**Directive:**
Go through the listing and return every line with "在生态系统中" in it.

**Records to use:**
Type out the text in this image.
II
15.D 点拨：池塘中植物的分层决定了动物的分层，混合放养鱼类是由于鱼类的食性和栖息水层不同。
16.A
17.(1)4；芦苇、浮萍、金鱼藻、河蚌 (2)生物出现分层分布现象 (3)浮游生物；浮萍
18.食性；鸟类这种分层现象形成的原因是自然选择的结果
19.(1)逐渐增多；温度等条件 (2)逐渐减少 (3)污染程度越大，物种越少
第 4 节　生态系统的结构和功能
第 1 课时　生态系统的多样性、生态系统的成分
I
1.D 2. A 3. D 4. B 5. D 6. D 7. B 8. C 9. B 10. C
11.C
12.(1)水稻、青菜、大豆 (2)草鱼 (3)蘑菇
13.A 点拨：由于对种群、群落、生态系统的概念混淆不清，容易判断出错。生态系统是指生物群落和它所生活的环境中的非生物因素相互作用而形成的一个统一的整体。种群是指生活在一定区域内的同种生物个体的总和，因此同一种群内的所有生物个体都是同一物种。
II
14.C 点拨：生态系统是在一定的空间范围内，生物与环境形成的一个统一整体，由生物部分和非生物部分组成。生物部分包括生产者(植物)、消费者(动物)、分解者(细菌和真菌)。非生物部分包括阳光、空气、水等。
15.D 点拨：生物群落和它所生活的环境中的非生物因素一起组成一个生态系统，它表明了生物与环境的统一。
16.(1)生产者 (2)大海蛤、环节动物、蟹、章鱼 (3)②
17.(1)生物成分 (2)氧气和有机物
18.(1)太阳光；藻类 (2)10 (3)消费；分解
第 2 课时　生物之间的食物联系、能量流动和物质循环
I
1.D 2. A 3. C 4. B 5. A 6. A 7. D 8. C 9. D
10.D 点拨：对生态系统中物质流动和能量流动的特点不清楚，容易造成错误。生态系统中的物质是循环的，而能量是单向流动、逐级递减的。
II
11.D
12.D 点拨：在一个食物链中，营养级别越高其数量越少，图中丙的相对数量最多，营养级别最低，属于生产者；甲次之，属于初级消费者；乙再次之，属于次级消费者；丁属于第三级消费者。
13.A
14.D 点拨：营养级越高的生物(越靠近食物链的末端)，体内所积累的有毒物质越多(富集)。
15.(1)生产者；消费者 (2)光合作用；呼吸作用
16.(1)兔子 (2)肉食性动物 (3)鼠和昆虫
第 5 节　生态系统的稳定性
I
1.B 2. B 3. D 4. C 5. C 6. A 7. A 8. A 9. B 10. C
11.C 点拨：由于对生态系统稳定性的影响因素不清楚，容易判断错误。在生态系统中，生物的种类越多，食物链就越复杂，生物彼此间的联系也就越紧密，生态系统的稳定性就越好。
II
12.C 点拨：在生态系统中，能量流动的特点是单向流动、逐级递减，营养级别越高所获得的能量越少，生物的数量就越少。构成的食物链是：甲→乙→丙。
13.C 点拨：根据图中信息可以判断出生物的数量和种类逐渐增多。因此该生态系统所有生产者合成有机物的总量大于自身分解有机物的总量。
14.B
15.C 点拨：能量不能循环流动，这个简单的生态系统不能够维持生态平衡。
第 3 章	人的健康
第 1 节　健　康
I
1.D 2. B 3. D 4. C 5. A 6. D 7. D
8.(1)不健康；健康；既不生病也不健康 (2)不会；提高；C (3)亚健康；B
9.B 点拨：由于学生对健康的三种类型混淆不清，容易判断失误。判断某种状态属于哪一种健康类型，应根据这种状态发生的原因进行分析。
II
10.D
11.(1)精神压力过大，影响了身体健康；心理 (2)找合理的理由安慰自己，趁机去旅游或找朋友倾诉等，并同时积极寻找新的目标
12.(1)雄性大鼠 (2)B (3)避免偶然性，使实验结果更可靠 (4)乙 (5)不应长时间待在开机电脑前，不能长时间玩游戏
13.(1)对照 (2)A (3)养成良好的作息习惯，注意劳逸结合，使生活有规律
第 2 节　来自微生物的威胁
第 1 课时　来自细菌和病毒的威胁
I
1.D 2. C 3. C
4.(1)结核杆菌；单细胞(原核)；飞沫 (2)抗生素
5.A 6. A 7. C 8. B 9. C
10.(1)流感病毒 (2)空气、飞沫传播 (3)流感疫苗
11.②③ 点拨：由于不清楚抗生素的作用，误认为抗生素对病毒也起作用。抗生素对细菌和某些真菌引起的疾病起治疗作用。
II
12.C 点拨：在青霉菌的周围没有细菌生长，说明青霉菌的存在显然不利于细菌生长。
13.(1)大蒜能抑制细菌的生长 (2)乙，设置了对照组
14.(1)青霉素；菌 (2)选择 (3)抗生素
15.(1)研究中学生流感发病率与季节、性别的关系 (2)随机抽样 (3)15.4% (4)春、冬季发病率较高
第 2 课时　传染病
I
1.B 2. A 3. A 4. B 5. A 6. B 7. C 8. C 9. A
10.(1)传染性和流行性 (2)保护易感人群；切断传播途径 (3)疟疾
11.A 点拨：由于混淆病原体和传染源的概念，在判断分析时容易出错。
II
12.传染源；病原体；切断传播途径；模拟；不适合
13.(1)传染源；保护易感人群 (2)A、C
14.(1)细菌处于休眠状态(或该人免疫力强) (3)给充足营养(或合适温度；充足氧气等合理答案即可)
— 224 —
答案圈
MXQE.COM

**Result for this exercise:**
11.C 点拨：由于对生态系统稳定性的影响因素不清楚，容易判断错误。在生态系统中，生物的种类越多，食物链就越复杂，生物彼此间的联系也就越紧密，生态系统的稳定性就越好。
12.C 点拨：在生态系统中，能量流动的特点是单向流动、逐级递减，营养级别越高所获得的能量越少，生物的数量就越少。构成的食物链是：甲→乙→丙。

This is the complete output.